# [Your instructions]
Repeat all of the data precisely.

# [Records provided]
_ _ _ _
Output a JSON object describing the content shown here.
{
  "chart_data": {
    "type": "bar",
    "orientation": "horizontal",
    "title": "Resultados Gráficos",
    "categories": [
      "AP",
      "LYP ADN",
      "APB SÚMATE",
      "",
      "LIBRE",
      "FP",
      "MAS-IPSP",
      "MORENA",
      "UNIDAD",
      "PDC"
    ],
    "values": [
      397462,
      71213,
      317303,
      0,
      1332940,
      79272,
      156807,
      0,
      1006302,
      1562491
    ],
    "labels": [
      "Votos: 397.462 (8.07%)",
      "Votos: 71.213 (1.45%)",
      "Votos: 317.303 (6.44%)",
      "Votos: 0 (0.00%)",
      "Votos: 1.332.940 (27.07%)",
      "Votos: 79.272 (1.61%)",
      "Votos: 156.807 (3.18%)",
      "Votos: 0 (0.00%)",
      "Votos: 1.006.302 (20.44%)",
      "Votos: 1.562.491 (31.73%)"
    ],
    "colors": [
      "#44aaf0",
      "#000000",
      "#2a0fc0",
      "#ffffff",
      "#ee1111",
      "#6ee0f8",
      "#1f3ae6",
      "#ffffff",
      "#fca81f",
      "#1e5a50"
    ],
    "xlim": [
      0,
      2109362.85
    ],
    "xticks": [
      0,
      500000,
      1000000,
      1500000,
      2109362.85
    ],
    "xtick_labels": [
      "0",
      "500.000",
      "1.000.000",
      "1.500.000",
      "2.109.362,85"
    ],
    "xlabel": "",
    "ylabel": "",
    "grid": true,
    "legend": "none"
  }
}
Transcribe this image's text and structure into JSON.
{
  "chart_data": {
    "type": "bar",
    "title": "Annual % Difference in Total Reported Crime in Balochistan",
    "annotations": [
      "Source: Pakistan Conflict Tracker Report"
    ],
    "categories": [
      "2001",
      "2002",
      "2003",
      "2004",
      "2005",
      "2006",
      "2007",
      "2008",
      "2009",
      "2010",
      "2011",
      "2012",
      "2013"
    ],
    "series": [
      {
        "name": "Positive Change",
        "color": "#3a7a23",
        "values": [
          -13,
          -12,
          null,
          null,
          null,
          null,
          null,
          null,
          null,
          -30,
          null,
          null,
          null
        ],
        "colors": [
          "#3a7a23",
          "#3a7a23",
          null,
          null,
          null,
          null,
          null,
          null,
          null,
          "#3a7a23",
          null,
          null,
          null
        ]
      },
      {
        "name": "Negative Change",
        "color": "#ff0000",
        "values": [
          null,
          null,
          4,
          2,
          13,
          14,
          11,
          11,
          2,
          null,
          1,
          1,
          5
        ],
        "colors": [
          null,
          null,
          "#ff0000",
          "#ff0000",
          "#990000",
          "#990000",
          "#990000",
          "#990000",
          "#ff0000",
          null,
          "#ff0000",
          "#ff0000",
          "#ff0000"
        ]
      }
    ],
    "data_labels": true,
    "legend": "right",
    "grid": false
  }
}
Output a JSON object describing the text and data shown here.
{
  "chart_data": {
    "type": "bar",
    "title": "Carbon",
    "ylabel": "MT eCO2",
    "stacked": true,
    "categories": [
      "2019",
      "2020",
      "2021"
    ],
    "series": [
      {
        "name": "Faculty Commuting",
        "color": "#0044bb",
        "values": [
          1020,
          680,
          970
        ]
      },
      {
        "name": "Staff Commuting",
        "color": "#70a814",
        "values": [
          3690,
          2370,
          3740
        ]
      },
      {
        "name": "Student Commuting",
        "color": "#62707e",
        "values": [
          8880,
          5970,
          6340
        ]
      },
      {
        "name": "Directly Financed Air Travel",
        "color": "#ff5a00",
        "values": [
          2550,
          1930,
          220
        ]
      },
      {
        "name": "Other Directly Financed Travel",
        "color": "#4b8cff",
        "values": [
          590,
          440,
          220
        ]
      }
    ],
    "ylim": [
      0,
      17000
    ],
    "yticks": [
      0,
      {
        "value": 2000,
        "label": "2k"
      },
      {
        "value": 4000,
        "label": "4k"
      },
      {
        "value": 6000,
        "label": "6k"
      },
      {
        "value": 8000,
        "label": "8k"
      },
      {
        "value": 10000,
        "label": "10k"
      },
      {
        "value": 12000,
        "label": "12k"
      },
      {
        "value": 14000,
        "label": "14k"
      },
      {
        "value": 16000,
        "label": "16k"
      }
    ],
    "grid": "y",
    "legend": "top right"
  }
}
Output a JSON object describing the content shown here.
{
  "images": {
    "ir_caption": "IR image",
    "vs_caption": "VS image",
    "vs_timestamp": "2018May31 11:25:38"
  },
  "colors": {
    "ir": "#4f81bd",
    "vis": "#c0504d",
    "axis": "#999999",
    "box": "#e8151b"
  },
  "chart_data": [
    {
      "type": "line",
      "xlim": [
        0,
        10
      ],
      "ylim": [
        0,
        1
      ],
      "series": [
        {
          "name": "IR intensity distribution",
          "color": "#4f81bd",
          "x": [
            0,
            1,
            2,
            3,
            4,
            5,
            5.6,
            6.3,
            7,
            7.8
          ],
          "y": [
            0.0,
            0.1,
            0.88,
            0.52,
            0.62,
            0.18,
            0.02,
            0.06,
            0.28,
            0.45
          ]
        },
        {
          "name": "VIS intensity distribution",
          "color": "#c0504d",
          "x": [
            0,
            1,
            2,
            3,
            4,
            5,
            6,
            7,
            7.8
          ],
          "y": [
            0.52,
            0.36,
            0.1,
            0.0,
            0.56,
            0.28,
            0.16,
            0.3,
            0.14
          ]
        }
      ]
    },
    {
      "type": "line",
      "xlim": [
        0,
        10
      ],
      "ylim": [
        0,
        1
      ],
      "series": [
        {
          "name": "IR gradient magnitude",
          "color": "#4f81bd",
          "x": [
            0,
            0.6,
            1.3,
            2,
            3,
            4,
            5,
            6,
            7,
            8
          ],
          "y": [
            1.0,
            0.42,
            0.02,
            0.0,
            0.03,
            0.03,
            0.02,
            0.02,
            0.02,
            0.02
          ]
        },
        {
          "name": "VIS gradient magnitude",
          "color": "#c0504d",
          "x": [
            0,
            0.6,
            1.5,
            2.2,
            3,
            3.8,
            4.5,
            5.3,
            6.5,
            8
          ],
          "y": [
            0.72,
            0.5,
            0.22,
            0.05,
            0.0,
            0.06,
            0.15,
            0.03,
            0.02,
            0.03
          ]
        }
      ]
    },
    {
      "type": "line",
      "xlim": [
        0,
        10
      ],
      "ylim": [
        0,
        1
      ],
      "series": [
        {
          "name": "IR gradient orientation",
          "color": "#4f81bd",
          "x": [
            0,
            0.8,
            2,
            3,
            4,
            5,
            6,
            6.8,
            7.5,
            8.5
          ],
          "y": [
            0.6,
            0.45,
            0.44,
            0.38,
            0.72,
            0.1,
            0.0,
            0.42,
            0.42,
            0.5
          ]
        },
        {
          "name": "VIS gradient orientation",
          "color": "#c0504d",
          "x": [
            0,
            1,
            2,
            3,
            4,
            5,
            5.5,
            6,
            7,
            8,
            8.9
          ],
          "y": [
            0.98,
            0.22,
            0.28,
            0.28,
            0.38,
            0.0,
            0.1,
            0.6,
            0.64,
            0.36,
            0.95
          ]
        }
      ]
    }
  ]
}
_ _ _ _
# [Response below]
Output a JSON object describing the content shown here.
{
  "chart_data": {
    "type": "bar",
    "orientation": "horizontal",
    "title": "Resultados Gráficos",
    "categories": [
      "AP",
      "LYP ADN",
      "APB SÚMATE",
      "",
      "LIBRE",
      "FP",
      "MAS-IPSP",
      "MORENA",
      "UNIDAD",
      "PDC"
    ],
    "values": [
      397462,
      71213,
      317303,
      0,
      1332940,
      79272,
      156807,
      0,
      1006302,
      1562491
    ],
    "labels": [
      "Votos: 397.462 (8.07%)",
      "Votos: 71.213 (1.45%)",
      "Votos: 317.303 (6.44%)",
      "Votos: 0 (0.00%)",
      "Votos: 1.332.940 (27.07%)",
      "Votos: 79.272 (1.61%)",
      "Votos: 156.807 (3.18%)",
      "Votos: 0 (0.00%)",
      "Votos: 1.006.302 (20.44%)",
      "Votos: 1.562.491 (31.73%)"
    ],
    "colors": [
      "#44aaf0",
      "#000000",
      "#2a0fc0",
      "#ffffff",
      "#ee1111",
      "#6ee0f8",
      "#1f3ae6",
      "#ffffff",
      "#fca81f",
      "#1e5a50"
    ],
    "xlim": [
      0,
      2109362.85
    ],
    "xticks": [
      0,
      500000,
      1000000,
      1500000,
      2109362.85
    ],
    "xtick_labels": [
      "0",
      "500.000",
      "1.000.000",
      "1.500.000",
      "2.109.362,85"
    ],
    "xlabel": "",
    "ylabel": "",
    "grid": true,
    "legend": "none"
  }
}
Transcribe this image's text and structure into JSON.
{
  "chart_data": {
    "type": "bar",
    "title": "Annual % Difference in Total Reported Crime in Balochistan",
    "annotations": [
      "Source: Pakistan Conflict Tracker Report"
    ],
    "categories": [
      "2001",
      "2002",
      "2003",
      "2004",
      "2005",
      "2006",
      "2007",
      "2008",
      "2009",
      "2010",
      "2011",
      "2012",
      "2013"
    ],
    "series": [
      {
        "name": "Positive Change",
        "color": "#3a7a23",
        "values": [
          -13,
          -12,
          null,
          null,
          null,
          null,
          null,
          null,
          null,
          -30,
          null,
          null,
          null
        ],
        "colors": [
          "#3a7a23",
          "#3a7a23",
          null,
          null,
          null,
          null,
          null,
          null,
          null,
          "#3a7a23",
          null,
          null,
          null
        ]
      },
      {
        "name": "Negative Change",
        "color": "#ff0000",
        "values": [
          null,
          null,
          4,
          2,
          13,
          14,
          11,
          11,
          2,
          null,
          1,
          1,
          5
        ],
        "colors": [
          null,
          null,
          "#ff0000",
          "#ff0000",
          "#990000",
          "#990000",
          "#990000",
          "#990000",
          "#ff0000",
          null,
          "#ff0000",
          "#ff0000",
          "#ff0000"
        ]
      }
    ],
    "data_labels": true,
    "legend": "right",
    "grid": false
  }
}
Output a JSON object describing the text and data shown here.
{
  "chart_data": {
    "type": "bar",
    "title": "Carbon",
    "ylabel": "MT eCO2",
    "stacked": true,
    "categories": [
      "2019",
      "2020",
      "2021"
    ],
    "series": [
      {
        "name": "Faculty Commuting",
        "color": "#0044bb",
        "values": [
          1020,
          680,
          970
        ]
      },
      {
        "name": "Staff Commuting",
        "color": "#70a814",
        "values": [
          3690,
          2370,
          3740
        ]
      },
      {
        "name": "Student Commuting",
        "color": "#62707e",
        "values": [
          8880,
          5970,
          6340
        ]
      },
      {
        "name": "Directly Financed Air Travel",
        "color": "#ff5a00",
        "values": [
          2550,
          1930,
          220
        ]
      },
      {
        "name": "Other Directly Financed Travel",
        "color": "#4b8cff",
        "values": [
          590,
          440,
          220
        ]
      }
    ],
    "ylim": [
      0,
      17000
    ],
    "yticks": [
      0,
      {
        "value": 2000,
        "label": "2k"
      },
      {
        "value": 4000,
        "label": "4k"
      },
      {
        "value": 6000,
        "label": "6k"
      },
      {
        "value": 8000,
        "label": "8k"
      },
      {
        "value": 10000,
        "label": "10k"
      },
      {
        "value": 12000,
        "label": "12k"
      },
      {
        "value": 14000,
        "label": "14k"
      },
      {
        "value": 16000,
        "label": "16k"
      }
    ],
    "grid": "y",
    "legend": "top right"
  }
}
Output a JSON object describing the content shown here.
{
  "images": {
    "ir_caption": "IR image",
    "vs_caption": "VS image",
    "vs_timestamp": "2018May31 11:25:38"
  },
  "colors": {
    "ir": "#4f81bd",
    "vis": "#c0504d",
    "axis": "#999999",
    "box": "#e8151b"
  },
  "chart_data": [
    {
      "type": "line",
      "xlim": [
        0,
        10
      ],
      "ylim": [
        0,
        1
      ],
      "series": [
        {
          "name": "IR intensity distribution",
          "color": "#4f81bd",
          "x": [
            0,
            1,
            2,
            3,
            4,
            5,
            5.6,
            6.3,
            7,
            7.8
          ],
          "y": [
            0.0,
            0.1,
            0.88,
            0.52,
            0.62,
            0.18,
            0.02,
            0.06,
            0.28,
            0.45
          ]
        },
        {
          "name": "VIS intensity distribution",
          "color": "#c0504d",
          "x": [
            0,
            1,
            2,
            3,
            4,
            5,
            6,
            7,
            7.8
          ],
          "y": [
            0.52,
            0.36,
            0.1,
            0.0,
            0.56,
            0.28,
            0.16,
            0.3,
            0.14
          ]
        }
      ]
    },
    {
      "type": "line",
      "xlim": [
        0,
        10
      ],
      "ylim": [
        0,
        1
      ],
      "series": [
        {
          "name": "IR gradient magnitude",
          "color": "#4f81bd",
          "x": [
            0,
            0.6,
            1.3,
            2,
            3,
            4,
            5,
            6,
            7,
            8
          ],
          "y": [
            1.0,
            0.42,
            0.02,
            0.0,
            0.03,
            0.03,
            0.02,
            0.02,
            0.02,
            0.02
          ]
        },
        {
          "name": "VIS gradient magnitude",
          "color": "#c0504d",
          "x": [
            0,
            0.6,
            1.5,
            2.2,
            3,
            3.8,
            4.5,
            5.3,
            6.5,
            8
          ],
          "y": [
            0.72,
            0.5,
            0.22,
            0.05,
            0.0,
            0.06,
            0.15,
            0.03,
            0.02,
            0.03
          ]
        }
      ]
    },
    {
      "type": "line",
      "xlim": [
        0,
        10
      ],
      "ylim": [
        0,
        1
      ],
      "series": [
        {
          "name": "IR gradient orientation",
          "color": "#4f81bd",
          "x": [
            0,
            0.8,
            2,
            3,
            4,
            5,
            6,
            6.8,
            7.5,
            8.5
          ],
          "y": [
            0.6,
            0.45,
            0.44,
            0.38,
            0.72,
            0.1,
            0.0,
            0.42,
            0.42,
            0.5
          ]
        },
        {
          "name": "VIS gradient orientation",
          "color": "#c0504d",
          "x": [
            0,
            1,
            2,
            3,
            4,
            5,
            5.5,
            6,
            7,
            8,
            8.9
          ],
          "y": [
            0.98,
            0.22,
            0.28,
            0.28,
            0.38,
            0.0,
            0.1,
            0.6,
            0.64,
            0.36,
            0.95
          ]
        }
      ]
    }
  ]
}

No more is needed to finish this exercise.